- [SET EXERCISE] Among the entries, which lines carry the string "name"? Copy each of them.

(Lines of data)
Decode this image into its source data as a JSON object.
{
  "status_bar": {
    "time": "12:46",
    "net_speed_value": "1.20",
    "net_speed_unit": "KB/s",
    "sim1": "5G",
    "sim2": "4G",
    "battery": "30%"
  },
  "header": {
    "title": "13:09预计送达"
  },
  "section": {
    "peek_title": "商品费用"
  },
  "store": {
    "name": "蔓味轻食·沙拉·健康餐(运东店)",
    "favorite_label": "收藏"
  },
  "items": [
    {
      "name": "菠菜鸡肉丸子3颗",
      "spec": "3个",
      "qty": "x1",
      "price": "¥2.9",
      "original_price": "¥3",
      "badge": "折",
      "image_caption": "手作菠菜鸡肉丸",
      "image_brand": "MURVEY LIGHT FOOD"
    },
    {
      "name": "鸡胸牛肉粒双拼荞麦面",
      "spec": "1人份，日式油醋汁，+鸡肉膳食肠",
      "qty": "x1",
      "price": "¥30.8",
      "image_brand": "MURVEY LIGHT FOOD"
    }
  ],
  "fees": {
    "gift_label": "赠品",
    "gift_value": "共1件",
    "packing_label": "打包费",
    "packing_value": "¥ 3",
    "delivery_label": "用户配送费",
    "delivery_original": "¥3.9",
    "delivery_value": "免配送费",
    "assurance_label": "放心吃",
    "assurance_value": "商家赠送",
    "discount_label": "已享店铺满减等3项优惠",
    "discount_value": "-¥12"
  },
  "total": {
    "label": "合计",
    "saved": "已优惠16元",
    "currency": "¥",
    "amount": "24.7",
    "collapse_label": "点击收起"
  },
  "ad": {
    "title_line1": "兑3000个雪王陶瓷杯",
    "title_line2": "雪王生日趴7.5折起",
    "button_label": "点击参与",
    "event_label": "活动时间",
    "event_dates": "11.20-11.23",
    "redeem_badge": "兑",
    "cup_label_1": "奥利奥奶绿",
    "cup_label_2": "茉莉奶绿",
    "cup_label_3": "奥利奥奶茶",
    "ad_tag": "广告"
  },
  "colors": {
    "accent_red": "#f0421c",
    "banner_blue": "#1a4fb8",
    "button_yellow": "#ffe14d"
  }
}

- [FINAL ANSWER]
    "name": "蔓味轻食·沙拉·健康餐(运东店)",
      "name": "菠菜鸡肉丸子3颗",
      "name": "鸡胸牛肉粒双拼荞麦面",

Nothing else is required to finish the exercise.